RECORD LIST
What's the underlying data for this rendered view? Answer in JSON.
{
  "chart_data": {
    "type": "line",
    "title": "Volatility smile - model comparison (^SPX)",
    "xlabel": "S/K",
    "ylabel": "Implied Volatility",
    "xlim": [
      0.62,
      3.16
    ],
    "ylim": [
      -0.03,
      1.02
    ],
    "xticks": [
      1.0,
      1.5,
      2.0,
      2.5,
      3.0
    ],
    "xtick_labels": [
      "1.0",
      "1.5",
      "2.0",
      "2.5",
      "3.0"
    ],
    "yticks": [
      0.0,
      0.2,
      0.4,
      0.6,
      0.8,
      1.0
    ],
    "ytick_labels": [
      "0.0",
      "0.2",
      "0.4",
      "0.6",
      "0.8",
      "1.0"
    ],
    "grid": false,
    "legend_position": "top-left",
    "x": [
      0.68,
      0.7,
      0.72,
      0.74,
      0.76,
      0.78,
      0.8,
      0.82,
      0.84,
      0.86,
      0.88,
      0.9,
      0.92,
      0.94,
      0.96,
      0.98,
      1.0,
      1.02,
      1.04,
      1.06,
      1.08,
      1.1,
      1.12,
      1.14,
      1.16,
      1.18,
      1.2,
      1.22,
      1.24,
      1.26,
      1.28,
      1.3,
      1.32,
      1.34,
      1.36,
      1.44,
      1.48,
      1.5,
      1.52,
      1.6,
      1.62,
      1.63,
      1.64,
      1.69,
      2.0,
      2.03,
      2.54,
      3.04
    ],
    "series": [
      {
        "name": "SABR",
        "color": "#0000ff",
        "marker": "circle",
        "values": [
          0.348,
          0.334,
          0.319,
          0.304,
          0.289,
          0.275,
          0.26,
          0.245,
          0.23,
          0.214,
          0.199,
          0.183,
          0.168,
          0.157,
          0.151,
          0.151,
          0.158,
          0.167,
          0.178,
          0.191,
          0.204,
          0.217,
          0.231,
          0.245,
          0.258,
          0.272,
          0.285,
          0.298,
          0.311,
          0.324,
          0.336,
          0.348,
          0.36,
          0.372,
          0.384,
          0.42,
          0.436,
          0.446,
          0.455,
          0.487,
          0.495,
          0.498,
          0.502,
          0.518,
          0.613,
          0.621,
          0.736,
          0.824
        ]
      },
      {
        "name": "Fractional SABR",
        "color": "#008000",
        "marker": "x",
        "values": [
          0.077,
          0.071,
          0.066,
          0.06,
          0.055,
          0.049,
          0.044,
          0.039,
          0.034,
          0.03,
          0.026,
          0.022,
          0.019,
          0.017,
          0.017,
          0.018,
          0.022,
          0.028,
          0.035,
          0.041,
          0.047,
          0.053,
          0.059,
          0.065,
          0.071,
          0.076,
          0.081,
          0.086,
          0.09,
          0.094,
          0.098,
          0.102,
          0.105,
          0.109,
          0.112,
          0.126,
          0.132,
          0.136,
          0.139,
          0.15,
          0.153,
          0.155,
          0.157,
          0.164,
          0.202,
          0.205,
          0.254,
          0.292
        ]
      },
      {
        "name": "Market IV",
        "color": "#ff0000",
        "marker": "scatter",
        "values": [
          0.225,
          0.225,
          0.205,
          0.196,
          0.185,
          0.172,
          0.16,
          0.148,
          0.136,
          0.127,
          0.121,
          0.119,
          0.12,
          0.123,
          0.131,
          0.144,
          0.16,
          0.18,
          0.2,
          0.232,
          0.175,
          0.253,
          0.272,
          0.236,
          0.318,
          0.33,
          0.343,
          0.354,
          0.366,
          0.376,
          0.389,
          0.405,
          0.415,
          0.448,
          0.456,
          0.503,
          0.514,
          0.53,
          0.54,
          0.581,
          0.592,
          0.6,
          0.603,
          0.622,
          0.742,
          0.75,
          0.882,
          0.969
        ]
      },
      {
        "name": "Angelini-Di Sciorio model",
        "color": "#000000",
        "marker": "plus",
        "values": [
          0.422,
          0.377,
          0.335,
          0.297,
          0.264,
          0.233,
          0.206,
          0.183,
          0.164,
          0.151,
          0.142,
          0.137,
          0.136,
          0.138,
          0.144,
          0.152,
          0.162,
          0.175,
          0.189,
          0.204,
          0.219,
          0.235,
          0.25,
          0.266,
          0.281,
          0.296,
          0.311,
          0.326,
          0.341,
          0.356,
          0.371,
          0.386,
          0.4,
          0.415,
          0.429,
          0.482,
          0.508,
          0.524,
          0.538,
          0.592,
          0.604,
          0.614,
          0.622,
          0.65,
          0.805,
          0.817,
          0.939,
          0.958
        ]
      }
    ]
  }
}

PROBLEM STATEMENT
Copy every line verbatim.

ANSWER TO THIS TASK
What's the underlying data for this rendered view? Answer in JSON.
{
  "chart_data": {
    "type": "line",
    "title": "Volatility smile - model comparison (^SPX)",
    "xlabel": "S/K",
    "ylabel": "Implied Volatility",
    "xlim": [
      0.62,
      3.16
    ],
    "ylim": [
      -0.03,
      1.02
    ],
    "xticks": [
      1.0,
      1.5,
      2.0,
      2.5,
      3.0
    ],
    "xtick_labels": [
      "1.0",
      "1.5",
      "2.0",
      "2.5",
      "3.0"
    ],
    "yticks": [
      0.0,
      0.2,
      0.4,
      0.6,
      0.8,
      1.0
    ],
    "ytick_labels": [
      "0.0",
      "0.2",
      "0.4",
      "0.6",
      "0.8",
      "1.0"
    ],
    "grid": false,
    "legend_position": "top-left",
    "x": [
      0.68,
      0.7,
      0.72,
      0.74,
      0.76,
      0.78,
      0.8,
      0.82,
      0.84,
      0.86,
      0.88,
      0.9,
      0.92,
      0.94,
      0.96,
      0.98,
      1.0,
      1.02,
      1.04,
      1.06,
      1.08,
      1.1,
      1.12,
      1.14,
      1.16,
      1.18,
      1.2,
      1.22,
      1.24,
      1.26,
      1.28,
      1.3,
      1.32,
      1.34,
      1.36,
      1.44,
      1.48,
      1.5,
      1.52,
      1.6,
      1.62,
      1.63,
      1.64,
      1.69,
      2.0,
      2.03,
      2.54,
      3.04
    ],
    "series": [
      {
        "name": "SABR",
        "color": "#0000ff",
        "marker": "circle",
        "values": [
          0.348,
          0.334,
          0.319,
          0.304,
          0.289,
          0.275,
          0.26,
          0.245,
          0.23,
          0.214,
          0.199,
          0.183,
          0.168,
          0.157,
          0.151,
          0.151,
          0.158,
          0.167,
          0.178,
          0.191,
          0.204,
          0.217,
          0.231,
          0.245,
          0.258,
          0.272,
          0.285,
          0.298,
          0.311,
          0.324,
          0.336,
          0.348,
          0.36,
          0.372,
          0.384,
          0.42,
          0.436,
          0.446,
          0.455,
          0.487,
          0.495,
          0.498,
          0.502,
          0.518,
          0.613,
          0.621,
          0.736,
          0.824
        ]
      },
      {
        "name": "Fractional SABR",
        "color": "#008000",
        "marker": "x",
        "values": [
          0.077,
          0.071,
          0.066,
          0.06,
          0.055,
          0.049,
          0.044,
          0.039,
          0.034,
          0.03,
          0.026,
          0.022,
          0.019,
          0.017,
          0.017,
          0.018,
          0.022,
          0.028,
          0.035,
          0.041,
          0.047,
          0.053,
          0.059,
          0.065,
          0.071,
          0.076,
          0.081,
          0.086,
          0.09,
          0.094,
          0.098,
          0.102,
          0.105,
          0.109,
          0.112,
          0.126,
          0.132,
          0.136,
          0.139,
          0.15,
          0.153,
          0.155,
          0.157,
          0.164,
          0.202,
          0.205,
          0.254,
          0.292
        ]
      },
      {
        "name": "Market IV",
        "color": "#ff0000",
        "marker": "scatter",
        "values": [
          0.225,
          0.225,
          0.205,
          0.196,
          0.185,
          0.172,
          0.16,
          0.148,
          0.136,
          0.127,
          0.121,
          0.119,
          0.12,
          0.123,
          0.131,
          0.144,
          0.16,
          0.18,
          0.2,
          0.232,
          0.175,
          0.253,
          0.272,
          0.236,
          0.318,
          0.33,
          0.343,
          0.354,
          0.366,
          0.376,
          0.389,
          0.405,
          0.415,
          0.448,
          0.456,
          0.503,
          0.514,
          0.53,
          0.54,
          0.581,
          0.592,
          0.6,
          0.603,
          0.622,
          0.742,
          0.75,
          0.882,
          0.969
        ]
      },
      {
        "name": "Angelini-Di Sciorio model",
        "color": "#000000",
        "marker": "plus",
        "values": [
          0.422,
          0.377,
          0.335,
          0.297,
          0.264,
          0.233,
          0.206,
          0.183,
          0.164,
          0.151,
          0.142,
          0.137,
          0.136,
          0.138,
          0.144,
          0.152,
          0.162,
          0.175,
          0.189,
          0.204,
          0.219,
          0.235,
          0.25,
          0.266,
          0.281,
          0.296,
          0.311,
          0.326,
          0.341,
          0.356,
          0.371,
          0.386,
          0.4,
          0.415,
          0.429,
          0.482,
          0.508,
          0.524,
          0.538,
          0.592,
          0.604,
          0.614,
          0.622,
          0.65,
          0.805,
          0.817,
          0.939,
          0.958
        ]
      }
    ]
  }
}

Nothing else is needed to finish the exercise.